* _THE EXERCISE_: Gather every line from the entries below that includes "University".

[Data items]
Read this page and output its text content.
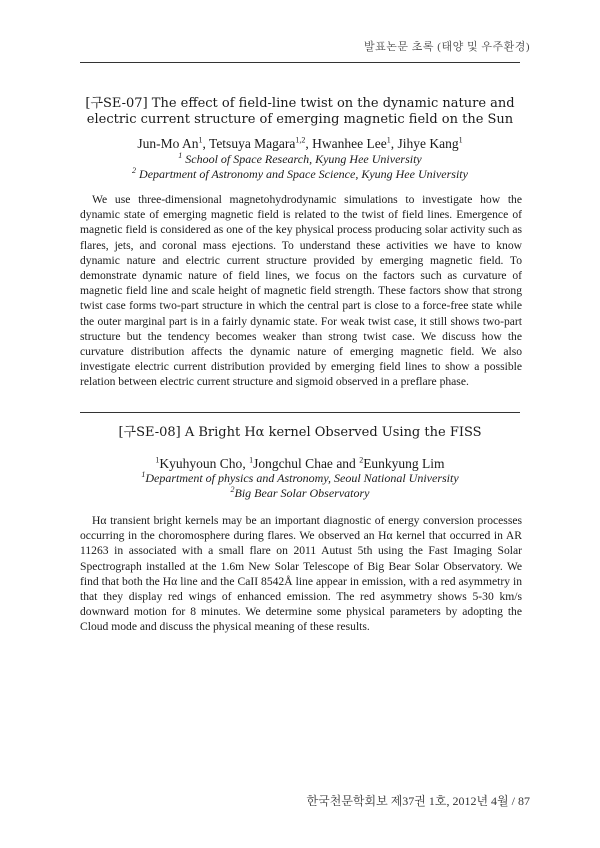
발표논문 초록 (태양 및 우주환경)
[구SE-07] The effect of field-line twist on the dynamic nature and
electric current structure of emerging magnetic field on the Sun
Jun-Mo An$^1$, Tetsuya Magara$^{1,2}$, Hwanhee Lee$^1$, Jihye Kang$^1$
$^1$ School of Space Research, Kyung Hee University
$^2$ Department of Astronomy and Space Science, Kyung Hee University
We use three-dimensional magnetohydrodynamic simulations to investigate how the dynamic state of emerging magnetic field is related to the twist of field lines. Emergence of magnetic field is considered as one of the key physical process producing solar activity such as flares, jets, and coronal mass ejections. To understand these activities we have to know dynamic nature and electric current structure provided by emerging magnetic field. To demonstrate dynamic nature of field lines, we focus on the factors such as curvature of magnetic field line and scale height of magnetic field strength. These factors show that strong twist case forms two-part structure in which the central part is close to a force-free state while the outer marginal part is in a fairly dynamic state. For weak twist case, it still shows two-part structure but the tendency becomes weaker than strong twist case. We discuss how the curvature distribution affects the dynamic nature of emerging magnetic field. We also investigate electric current distribution provided by emerging field lines to show a possible relation between electric current structure and sigmoid observed in a preflare phase.
[구SE-08] A Bright Hα kernel Observed Using the FISS
$^1$Kyuhyoun Cho, $^1$Jongchul Chae and $^2$Eunkyung Lim
$^1$Department of physics and Astronomy, Seoul National University
$^2$Big Bear Solar Observatory
Hα transient bright kernels may be an important diagnostic of energy conversion processes occurring in the choromosphere during flares. We observed an Hα kernel that occurred in AR 11263 in associated with a small flare on 2011 Autust 5th using the Fast Imaging Solar Spectrograph installed at the 1.6m New Solar Telescope of Big Bear Solar Observatory. We find that both the Hα line and the CaII 8542Å line appear in emission, with a red asymmetry in that they display red wings of enhanced emission. The red asymmetry shows 5-30 km/s downward motion for 8 minutes. We determine some physical parameters by adopting the Cloud mode and discuss the physical meaning of these results.
한국천문학회보 제37권 1호, 2012년 4월 / 87
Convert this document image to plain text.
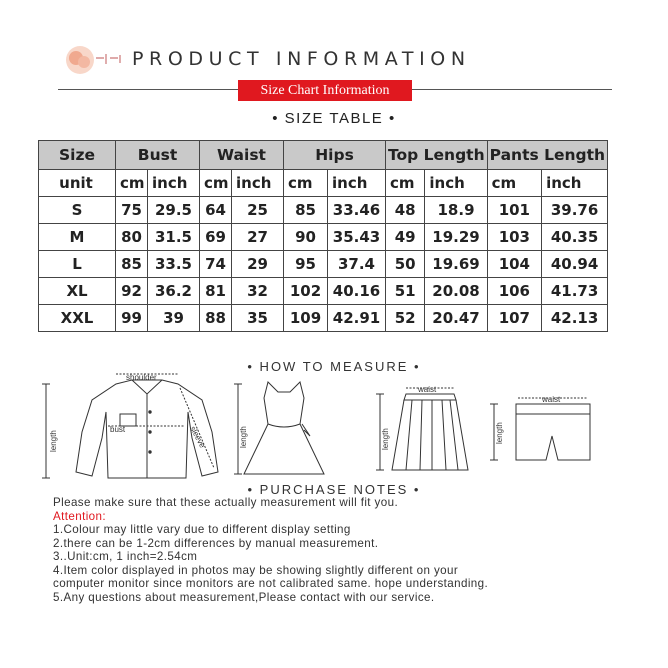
PRODUCT INFORMATION
Size Chart Information
• SIZE TABLE •
Size	Bust		Waist		Hips		Top Length		Pants Length	
unit	cm	inch	cm	inch	cm	inch	cm	inch	cm	inch
S	75	29.5	64	25	85	33.46	48	18.9	101	39.76
M	80	31.5	69	27	90	35.43	49	19.29	103	40.35
L	85	33.5	74	29	95	37.4	50	19.69	104	40.94
XL	92	36.2	81	32	102	40.16	51	20.08	106	41.73
XXL	99	39	88	35	109	42.91	52	20.47	107	42.13
• HOW TO MEASURE •
shoulder
bust	sleeve
length	length
waist
length
waist
length
• PURCHASE NOTES •
Please make sure that these actually measurement will fit you.
Attention:
1.Colour may little vary due to different display setting
2.there can be 1-2cm differences by manual measurement.
3..Unit:cm, 1 inch=2.54cm
4.Item color displayed in photos may be showing slightly different on your
computer monitor since monitors are not calibrated same. hope understanding.
5.Any questions about measurement,Please contact with our service.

* _ANSWER BELOW_:
$^1$ School of Space Research, Kyung Hee University
$^2$ Department of Astronomy and Space Science, Kyung Hee University
$^1$Department of physics and Astronomy, Seoul National University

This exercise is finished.